## Exercise:
Please extend the Fasta One-Hot Encoder page below, starting after its final line.

## Passage shown:
* * *
Fasta One-Hot Encoder
Simple python to lazily one-hot encode fasta files using multiple processes, either single bases or considering arbitrary kmers.
Installation
Simply run:
pip installed fasta_one_hot_encoder
Examples
Bases
One-hot encode to bases.
from fasta_one_hot_encoder import FastaOneHotEncoder
encoder = FastaOneHotEncoder(
nucleotides = "acgt",
lower = True,
sparse = False,
handle_unknown="ignore"
)
path = "test_data/my_test_fasta.fa"
encoder.transform_to_df(path, verbose=True).to_csv(
"my_result.csv"
)
Obtained results should look like:
 | a | c | g | t |
---|---|---|---|---|
0 | 0 | 0 | 1 | 0 |
1 | 0 | 1 | 0 | 0 |
2 | 0 | 1 | 0 | 0 |
Kmers
One-hot encode to kmers of given length.
* * *
## Data listing:
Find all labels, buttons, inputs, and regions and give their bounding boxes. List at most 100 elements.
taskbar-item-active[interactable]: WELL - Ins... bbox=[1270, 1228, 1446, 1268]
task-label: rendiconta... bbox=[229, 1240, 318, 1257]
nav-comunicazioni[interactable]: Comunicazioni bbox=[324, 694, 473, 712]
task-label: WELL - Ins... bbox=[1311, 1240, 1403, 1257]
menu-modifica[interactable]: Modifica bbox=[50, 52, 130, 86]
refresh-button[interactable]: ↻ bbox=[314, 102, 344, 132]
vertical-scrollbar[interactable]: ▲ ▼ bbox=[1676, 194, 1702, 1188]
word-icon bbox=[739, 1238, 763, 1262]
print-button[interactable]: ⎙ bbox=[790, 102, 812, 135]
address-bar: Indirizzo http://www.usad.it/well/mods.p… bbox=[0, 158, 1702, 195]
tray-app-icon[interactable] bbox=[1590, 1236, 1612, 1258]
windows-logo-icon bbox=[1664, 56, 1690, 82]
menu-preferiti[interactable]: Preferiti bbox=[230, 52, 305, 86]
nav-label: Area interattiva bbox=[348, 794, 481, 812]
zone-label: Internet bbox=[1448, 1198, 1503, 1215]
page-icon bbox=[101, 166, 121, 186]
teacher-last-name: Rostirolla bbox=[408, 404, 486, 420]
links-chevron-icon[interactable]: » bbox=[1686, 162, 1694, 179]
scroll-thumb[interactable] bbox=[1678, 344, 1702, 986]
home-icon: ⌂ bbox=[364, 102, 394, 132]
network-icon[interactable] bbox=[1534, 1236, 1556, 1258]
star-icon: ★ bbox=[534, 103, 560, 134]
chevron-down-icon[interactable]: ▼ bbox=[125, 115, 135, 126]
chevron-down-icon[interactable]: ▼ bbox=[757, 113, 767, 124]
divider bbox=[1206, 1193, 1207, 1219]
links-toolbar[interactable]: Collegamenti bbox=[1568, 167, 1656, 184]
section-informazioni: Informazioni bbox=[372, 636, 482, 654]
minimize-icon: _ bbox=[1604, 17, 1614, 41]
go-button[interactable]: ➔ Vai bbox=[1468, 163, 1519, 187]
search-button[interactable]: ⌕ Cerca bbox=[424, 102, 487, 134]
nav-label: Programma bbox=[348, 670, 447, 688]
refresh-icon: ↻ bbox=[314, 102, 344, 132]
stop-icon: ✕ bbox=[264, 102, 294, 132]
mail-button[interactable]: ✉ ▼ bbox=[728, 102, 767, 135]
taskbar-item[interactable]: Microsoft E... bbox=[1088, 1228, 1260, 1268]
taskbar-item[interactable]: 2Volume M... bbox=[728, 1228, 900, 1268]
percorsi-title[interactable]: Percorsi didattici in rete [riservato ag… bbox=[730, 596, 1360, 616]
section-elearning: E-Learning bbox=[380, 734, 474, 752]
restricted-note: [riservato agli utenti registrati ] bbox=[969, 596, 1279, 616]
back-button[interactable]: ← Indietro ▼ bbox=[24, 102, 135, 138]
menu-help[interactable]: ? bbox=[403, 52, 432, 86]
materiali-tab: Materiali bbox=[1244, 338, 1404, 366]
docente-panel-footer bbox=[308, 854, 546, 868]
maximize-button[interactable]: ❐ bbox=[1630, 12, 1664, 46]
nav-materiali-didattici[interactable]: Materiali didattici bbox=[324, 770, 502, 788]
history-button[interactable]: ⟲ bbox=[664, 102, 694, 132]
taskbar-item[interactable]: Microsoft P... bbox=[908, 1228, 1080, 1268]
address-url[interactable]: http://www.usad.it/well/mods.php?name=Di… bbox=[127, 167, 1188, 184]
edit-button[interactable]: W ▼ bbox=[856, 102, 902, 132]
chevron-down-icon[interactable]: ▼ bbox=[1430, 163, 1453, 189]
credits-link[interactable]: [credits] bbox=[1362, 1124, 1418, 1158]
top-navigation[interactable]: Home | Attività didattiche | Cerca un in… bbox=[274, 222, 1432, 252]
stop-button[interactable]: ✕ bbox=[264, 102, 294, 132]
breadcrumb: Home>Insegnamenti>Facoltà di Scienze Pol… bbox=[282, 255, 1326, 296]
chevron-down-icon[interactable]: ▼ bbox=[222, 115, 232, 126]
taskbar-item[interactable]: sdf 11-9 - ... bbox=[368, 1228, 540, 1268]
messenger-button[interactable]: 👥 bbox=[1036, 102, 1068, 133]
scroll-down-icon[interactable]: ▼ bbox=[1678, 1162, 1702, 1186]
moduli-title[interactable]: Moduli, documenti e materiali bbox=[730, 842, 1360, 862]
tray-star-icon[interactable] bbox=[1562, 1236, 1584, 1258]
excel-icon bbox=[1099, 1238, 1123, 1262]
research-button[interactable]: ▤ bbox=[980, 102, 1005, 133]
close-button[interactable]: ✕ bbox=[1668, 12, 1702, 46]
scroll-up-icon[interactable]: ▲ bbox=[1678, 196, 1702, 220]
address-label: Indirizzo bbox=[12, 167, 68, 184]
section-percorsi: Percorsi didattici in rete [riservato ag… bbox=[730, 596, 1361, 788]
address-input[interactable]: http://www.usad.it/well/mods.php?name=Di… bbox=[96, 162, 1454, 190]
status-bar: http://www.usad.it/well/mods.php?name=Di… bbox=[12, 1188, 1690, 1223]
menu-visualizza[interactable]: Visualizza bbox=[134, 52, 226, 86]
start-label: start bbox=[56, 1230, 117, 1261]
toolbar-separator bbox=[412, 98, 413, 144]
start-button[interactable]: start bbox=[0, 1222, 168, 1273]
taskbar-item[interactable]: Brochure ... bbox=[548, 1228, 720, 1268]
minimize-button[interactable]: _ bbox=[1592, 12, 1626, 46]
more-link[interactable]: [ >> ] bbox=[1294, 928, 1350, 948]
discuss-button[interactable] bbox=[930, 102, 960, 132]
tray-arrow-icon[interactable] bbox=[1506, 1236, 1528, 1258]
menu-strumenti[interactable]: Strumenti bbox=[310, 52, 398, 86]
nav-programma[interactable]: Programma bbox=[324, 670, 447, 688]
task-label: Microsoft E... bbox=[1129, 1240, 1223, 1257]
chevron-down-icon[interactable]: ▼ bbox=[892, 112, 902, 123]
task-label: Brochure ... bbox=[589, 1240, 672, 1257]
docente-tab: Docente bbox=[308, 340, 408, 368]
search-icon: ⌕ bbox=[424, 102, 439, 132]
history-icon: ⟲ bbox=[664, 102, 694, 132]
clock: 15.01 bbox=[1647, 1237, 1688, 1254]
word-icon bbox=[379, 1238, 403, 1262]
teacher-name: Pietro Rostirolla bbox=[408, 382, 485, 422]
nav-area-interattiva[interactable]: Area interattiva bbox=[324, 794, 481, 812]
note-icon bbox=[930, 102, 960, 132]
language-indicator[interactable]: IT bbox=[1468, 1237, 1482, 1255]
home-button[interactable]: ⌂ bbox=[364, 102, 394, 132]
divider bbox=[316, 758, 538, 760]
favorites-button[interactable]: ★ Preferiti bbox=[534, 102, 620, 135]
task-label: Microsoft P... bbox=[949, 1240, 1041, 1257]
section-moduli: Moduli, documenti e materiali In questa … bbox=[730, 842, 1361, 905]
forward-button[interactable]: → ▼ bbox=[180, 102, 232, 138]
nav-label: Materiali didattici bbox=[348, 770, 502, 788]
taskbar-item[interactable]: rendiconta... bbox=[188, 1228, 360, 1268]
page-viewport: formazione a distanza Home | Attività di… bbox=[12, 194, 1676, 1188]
* * *
## Response area:
from fasta_one_hot_encoder import FastaOneHotEncoder
encoder = FastaOneHotEncoder(
nucleotides = "acgt",
kmers_length=2,
lower = True,
sparse = False,
handle_unknown="ignore"
)
path = "test_data/my_test_fasta.fa"
encoder.transform_to_df(path, verbose=True).to_csv(
"my_result.csv"
)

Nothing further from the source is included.